• [Prompt]: Of the lines below, count those containing the word "structured". Reply with the number alone.
:: Information given ::
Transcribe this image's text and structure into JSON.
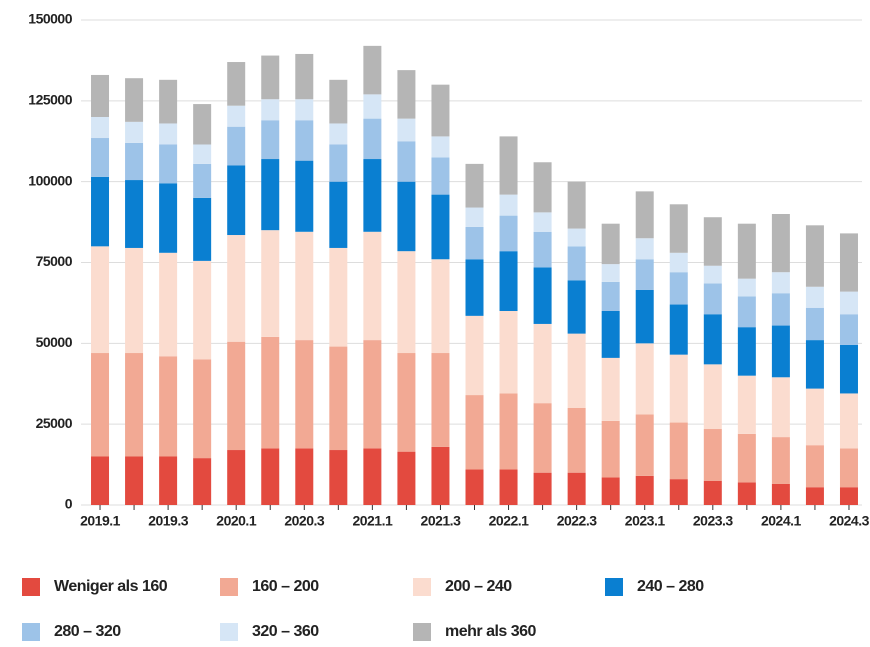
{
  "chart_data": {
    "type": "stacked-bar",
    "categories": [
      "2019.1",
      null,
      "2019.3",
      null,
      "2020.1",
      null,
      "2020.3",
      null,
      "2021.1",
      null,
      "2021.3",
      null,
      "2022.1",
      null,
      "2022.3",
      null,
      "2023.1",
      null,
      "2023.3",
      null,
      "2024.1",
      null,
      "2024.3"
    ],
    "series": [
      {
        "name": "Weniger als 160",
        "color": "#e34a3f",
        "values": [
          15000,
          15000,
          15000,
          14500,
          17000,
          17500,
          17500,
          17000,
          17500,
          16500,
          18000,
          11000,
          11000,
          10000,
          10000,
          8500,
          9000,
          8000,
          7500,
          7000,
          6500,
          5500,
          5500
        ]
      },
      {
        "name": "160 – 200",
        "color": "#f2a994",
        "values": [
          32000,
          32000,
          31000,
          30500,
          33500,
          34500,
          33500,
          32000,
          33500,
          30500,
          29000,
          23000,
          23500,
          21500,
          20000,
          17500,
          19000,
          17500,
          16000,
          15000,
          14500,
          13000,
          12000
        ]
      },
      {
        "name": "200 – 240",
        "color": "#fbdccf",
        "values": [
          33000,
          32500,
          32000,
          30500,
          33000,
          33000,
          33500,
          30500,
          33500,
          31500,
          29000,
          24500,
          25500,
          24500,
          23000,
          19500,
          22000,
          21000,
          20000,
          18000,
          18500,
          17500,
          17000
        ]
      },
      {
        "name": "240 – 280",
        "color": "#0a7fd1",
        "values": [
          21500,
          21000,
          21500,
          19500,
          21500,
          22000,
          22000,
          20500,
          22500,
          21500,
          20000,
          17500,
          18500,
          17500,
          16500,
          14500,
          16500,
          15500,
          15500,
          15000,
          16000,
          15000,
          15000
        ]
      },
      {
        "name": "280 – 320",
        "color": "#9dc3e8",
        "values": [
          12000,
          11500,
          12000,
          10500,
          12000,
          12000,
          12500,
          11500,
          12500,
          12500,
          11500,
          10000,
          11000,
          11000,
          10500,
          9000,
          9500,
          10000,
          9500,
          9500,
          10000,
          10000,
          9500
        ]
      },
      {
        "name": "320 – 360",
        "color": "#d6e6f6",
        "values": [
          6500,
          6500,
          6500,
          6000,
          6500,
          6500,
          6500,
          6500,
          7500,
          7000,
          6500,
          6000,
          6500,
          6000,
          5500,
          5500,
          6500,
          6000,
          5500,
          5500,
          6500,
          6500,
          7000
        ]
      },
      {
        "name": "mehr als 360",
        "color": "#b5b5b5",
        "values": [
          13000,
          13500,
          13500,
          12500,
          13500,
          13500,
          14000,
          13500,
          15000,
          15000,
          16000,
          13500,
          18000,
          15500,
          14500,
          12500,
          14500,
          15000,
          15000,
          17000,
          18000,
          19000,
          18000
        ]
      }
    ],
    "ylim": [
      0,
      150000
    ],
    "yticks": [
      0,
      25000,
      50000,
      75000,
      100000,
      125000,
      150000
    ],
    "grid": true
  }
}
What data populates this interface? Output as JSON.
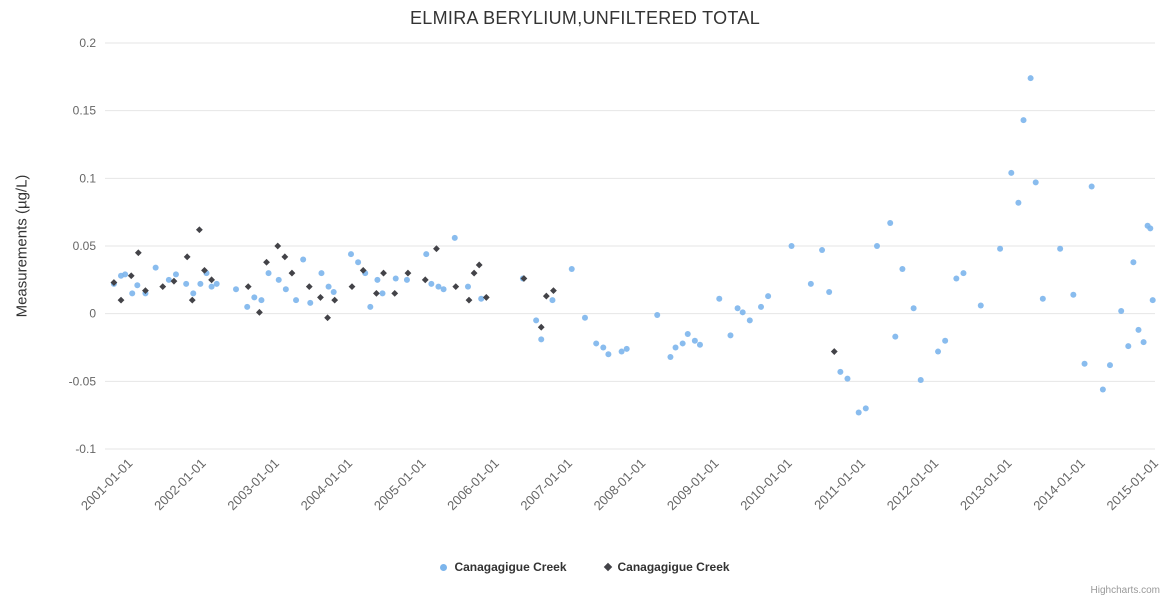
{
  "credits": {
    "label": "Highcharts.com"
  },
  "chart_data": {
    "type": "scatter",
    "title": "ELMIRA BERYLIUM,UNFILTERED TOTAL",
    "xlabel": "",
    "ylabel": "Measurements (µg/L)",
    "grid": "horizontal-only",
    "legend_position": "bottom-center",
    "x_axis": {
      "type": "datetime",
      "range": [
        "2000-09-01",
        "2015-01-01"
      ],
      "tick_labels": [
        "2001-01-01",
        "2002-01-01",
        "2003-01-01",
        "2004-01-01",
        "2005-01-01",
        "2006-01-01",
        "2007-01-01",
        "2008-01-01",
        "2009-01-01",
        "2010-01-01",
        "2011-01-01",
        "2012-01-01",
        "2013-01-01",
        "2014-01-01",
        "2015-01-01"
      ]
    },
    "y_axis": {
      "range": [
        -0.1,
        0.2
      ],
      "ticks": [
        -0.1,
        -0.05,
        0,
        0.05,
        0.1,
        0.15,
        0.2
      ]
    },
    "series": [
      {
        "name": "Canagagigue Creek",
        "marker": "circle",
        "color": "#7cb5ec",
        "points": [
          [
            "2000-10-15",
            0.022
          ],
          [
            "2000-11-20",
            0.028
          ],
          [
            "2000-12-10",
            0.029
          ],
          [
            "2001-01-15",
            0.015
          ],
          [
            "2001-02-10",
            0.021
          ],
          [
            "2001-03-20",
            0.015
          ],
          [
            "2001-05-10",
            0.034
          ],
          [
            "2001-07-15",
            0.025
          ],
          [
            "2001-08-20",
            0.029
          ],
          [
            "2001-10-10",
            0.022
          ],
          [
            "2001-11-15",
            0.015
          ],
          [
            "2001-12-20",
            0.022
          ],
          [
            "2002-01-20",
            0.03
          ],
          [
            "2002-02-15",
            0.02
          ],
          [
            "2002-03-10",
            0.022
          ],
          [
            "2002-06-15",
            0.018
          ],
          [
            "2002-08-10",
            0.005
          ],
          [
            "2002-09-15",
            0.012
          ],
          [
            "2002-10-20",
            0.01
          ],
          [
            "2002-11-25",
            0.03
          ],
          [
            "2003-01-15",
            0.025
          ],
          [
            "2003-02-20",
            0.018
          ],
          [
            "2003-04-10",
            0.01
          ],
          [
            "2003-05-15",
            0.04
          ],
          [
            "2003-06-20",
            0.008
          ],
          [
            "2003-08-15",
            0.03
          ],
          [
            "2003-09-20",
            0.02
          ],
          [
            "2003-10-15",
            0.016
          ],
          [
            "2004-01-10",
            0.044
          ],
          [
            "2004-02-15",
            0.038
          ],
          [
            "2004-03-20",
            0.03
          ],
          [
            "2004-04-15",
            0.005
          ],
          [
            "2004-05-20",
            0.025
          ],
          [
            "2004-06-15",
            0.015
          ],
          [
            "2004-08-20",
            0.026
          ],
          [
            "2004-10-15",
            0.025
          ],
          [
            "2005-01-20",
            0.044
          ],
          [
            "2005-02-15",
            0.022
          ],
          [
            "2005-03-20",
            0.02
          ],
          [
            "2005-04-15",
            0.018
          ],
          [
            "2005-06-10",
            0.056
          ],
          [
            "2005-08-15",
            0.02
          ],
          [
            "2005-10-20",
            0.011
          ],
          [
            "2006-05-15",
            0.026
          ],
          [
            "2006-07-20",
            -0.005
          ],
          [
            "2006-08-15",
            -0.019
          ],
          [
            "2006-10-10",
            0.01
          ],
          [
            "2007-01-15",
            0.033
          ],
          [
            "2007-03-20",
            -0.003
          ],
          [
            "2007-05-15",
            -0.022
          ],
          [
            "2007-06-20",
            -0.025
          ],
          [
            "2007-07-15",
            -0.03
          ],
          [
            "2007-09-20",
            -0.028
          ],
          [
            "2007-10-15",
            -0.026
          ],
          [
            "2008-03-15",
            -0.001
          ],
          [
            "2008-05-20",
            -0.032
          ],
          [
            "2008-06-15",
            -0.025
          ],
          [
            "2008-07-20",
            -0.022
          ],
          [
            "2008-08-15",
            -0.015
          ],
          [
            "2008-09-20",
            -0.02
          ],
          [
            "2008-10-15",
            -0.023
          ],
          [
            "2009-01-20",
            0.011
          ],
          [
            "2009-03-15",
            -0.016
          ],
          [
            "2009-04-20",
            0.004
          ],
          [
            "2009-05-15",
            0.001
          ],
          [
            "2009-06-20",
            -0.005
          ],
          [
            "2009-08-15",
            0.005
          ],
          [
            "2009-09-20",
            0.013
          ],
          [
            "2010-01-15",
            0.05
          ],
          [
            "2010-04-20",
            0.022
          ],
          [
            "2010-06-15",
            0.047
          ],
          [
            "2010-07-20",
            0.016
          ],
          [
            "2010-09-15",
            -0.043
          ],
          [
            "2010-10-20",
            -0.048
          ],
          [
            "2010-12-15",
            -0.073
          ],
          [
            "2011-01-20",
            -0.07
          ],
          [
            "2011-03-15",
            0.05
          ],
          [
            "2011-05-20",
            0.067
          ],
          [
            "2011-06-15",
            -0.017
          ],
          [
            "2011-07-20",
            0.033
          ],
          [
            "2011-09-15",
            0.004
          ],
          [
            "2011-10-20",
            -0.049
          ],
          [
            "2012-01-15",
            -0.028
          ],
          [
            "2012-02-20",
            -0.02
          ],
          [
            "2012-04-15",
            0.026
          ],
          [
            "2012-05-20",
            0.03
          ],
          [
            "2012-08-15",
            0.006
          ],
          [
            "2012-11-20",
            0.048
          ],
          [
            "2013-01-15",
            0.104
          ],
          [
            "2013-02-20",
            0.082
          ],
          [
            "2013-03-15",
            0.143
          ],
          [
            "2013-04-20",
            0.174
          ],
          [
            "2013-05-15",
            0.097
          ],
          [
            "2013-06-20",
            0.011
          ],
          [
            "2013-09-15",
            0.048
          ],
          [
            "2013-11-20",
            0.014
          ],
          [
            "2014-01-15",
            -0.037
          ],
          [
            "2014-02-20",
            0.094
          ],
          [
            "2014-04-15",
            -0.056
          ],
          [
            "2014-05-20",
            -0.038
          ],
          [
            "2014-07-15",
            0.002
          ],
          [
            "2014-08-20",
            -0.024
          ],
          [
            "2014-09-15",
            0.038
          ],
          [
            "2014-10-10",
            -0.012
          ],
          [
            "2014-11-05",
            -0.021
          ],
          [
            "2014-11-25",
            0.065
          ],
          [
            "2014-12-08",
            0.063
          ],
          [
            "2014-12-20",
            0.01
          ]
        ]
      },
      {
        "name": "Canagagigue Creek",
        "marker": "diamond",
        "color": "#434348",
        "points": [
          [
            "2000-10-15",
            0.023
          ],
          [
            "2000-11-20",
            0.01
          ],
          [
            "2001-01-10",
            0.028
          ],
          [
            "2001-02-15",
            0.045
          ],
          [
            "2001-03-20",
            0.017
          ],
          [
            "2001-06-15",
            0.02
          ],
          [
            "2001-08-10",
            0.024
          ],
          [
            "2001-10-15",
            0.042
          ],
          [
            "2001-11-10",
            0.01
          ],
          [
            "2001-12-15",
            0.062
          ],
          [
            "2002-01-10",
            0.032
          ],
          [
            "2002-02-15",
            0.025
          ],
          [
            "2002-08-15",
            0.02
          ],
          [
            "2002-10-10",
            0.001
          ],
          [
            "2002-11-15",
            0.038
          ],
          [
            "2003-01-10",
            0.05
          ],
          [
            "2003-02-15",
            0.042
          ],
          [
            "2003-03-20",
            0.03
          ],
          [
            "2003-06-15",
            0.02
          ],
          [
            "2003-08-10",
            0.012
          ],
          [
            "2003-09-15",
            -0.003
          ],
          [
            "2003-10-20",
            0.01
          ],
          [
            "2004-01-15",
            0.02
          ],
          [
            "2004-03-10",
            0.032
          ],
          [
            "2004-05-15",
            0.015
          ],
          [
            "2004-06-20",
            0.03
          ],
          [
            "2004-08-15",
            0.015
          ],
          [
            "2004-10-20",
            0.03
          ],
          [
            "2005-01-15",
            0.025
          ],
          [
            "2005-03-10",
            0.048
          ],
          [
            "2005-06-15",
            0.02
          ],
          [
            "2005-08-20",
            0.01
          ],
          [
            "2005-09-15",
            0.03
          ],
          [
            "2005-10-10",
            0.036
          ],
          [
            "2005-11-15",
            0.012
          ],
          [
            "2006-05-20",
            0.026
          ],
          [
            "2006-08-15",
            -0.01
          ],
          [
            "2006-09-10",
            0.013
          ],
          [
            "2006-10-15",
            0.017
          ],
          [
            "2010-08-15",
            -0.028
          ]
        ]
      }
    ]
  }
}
:::
:: Information given ::
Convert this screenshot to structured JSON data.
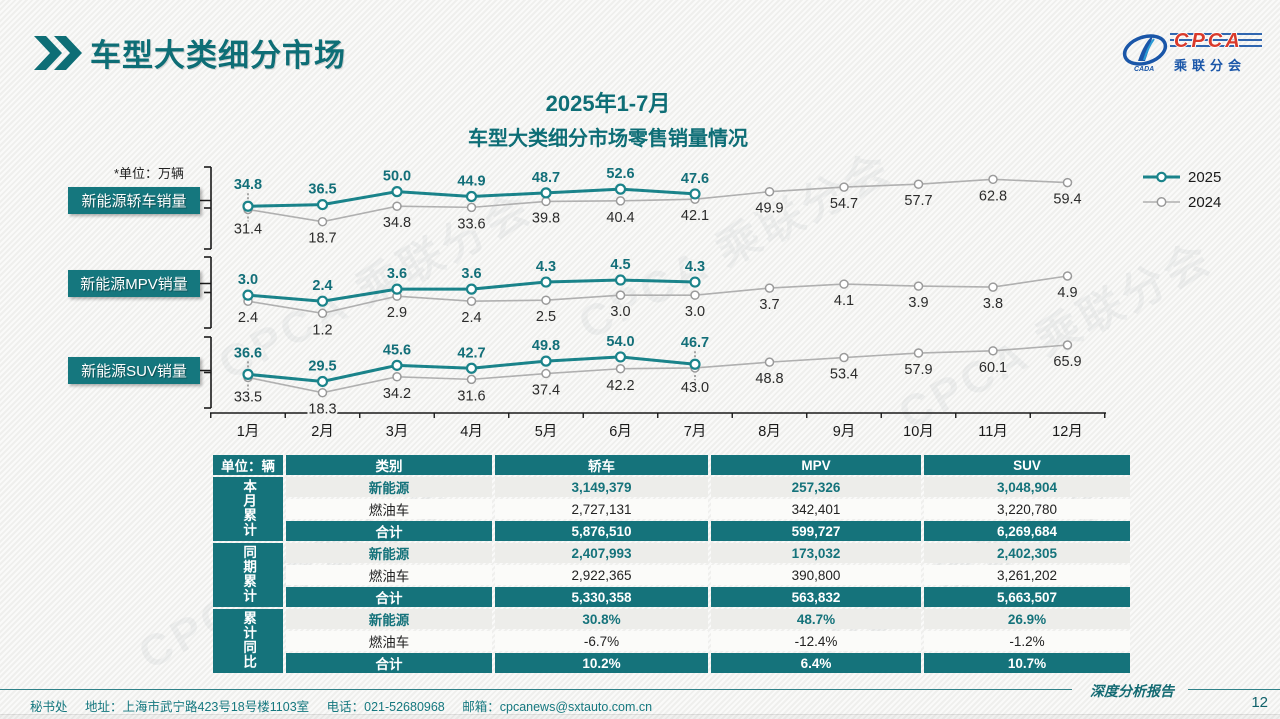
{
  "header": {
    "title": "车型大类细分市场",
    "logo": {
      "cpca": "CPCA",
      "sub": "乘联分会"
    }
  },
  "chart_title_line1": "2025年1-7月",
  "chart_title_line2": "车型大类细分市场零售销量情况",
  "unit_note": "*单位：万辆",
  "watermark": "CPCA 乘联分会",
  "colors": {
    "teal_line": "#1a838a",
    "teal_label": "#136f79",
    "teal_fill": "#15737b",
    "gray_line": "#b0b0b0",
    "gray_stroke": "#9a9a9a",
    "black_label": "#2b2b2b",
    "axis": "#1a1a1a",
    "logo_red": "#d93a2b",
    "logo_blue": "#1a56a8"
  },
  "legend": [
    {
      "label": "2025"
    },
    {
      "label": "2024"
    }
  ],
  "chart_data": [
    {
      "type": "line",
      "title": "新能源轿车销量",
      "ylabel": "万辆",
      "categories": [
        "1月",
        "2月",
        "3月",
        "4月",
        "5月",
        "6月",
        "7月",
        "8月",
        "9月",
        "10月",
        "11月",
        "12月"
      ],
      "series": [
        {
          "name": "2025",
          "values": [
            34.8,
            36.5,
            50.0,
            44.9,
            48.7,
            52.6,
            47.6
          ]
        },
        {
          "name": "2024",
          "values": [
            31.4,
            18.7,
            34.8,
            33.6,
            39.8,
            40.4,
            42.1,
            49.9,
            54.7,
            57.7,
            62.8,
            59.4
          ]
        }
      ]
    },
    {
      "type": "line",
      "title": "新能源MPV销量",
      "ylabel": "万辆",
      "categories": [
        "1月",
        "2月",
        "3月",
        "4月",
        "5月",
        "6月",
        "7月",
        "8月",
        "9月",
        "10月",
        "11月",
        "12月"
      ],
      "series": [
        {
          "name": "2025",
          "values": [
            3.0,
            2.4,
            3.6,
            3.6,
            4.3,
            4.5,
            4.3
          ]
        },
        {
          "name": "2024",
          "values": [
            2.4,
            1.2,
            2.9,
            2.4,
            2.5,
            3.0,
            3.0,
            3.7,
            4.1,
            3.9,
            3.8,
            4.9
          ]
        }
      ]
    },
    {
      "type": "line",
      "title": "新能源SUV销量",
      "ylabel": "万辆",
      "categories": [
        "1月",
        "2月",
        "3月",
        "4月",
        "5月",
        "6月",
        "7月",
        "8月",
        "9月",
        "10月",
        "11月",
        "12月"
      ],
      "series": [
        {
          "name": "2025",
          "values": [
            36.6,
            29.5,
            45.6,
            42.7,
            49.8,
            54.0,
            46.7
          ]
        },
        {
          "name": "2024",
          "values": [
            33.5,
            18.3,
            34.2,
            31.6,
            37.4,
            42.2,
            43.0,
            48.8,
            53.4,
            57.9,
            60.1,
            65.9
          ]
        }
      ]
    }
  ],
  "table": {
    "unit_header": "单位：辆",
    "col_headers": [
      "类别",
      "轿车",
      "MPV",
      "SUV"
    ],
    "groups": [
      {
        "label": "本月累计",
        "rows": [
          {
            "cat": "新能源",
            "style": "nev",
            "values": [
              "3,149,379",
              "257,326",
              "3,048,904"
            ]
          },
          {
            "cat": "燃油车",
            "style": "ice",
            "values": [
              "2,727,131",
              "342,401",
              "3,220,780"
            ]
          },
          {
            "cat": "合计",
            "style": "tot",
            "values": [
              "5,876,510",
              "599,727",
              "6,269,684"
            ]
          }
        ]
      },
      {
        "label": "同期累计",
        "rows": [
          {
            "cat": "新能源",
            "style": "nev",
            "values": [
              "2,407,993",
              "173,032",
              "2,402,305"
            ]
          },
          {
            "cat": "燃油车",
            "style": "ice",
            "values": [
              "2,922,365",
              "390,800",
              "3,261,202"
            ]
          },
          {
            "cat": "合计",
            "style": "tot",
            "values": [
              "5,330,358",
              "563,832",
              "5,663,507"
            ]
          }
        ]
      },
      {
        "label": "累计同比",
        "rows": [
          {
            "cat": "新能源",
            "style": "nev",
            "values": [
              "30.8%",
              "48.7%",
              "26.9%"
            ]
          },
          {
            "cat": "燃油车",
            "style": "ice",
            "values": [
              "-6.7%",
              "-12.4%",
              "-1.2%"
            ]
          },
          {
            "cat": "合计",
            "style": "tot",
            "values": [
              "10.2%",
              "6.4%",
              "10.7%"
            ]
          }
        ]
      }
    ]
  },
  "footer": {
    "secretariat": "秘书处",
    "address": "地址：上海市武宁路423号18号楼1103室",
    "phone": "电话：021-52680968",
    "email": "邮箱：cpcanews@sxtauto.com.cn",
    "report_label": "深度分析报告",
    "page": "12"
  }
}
:::
:: Information given ::
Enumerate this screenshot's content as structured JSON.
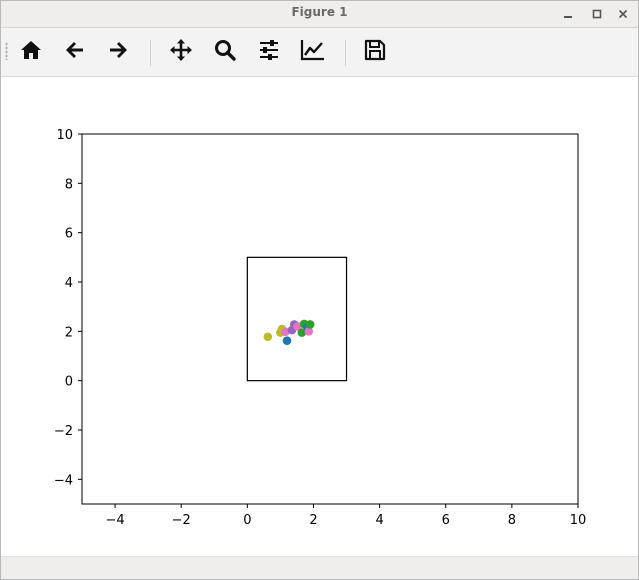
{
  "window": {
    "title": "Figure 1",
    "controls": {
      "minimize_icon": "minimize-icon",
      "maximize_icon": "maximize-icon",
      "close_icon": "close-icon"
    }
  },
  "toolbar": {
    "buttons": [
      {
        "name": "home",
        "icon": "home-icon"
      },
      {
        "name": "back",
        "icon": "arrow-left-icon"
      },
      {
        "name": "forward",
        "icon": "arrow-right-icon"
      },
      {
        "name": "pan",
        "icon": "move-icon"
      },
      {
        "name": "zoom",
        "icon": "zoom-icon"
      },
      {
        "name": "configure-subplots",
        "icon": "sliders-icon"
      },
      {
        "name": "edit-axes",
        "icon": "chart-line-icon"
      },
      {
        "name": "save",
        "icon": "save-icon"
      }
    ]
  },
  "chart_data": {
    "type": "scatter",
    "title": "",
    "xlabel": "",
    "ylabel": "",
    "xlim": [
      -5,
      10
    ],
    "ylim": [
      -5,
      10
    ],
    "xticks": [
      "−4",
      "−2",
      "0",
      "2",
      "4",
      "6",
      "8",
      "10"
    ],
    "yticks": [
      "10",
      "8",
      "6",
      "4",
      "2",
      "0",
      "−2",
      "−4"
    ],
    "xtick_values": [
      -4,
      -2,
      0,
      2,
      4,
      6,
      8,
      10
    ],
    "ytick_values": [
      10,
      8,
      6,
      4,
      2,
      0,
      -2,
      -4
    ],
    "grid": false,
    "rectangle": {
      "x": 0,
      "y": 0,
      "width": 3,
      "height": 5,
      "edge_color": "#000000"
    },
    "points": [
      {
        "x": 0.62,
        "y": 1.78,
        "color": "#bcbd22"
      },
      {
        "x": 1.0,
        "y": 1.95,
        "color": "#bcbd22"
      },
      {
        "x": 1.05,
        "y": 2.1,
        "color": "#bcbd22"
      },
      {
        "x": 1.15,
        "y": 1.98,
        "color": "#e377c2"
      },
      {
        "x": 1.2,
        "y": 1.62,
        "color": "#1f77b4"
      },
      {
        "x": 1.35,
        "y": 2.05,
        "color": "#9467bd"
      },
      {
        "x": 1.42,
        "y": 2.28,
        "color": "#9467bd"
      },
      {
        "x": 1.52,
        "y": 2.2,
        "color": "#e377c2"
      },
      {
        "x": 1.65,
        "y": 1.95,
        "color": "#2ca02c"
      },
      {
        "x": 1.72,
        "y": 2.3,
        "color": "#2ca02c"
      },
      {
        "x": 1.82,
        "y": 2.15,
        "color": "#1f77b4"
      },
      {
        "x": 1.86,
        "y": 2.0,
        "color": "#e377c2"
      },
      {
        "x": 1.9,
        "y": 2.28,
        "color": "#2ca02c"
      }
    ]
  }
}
:::
• [Task response]: 2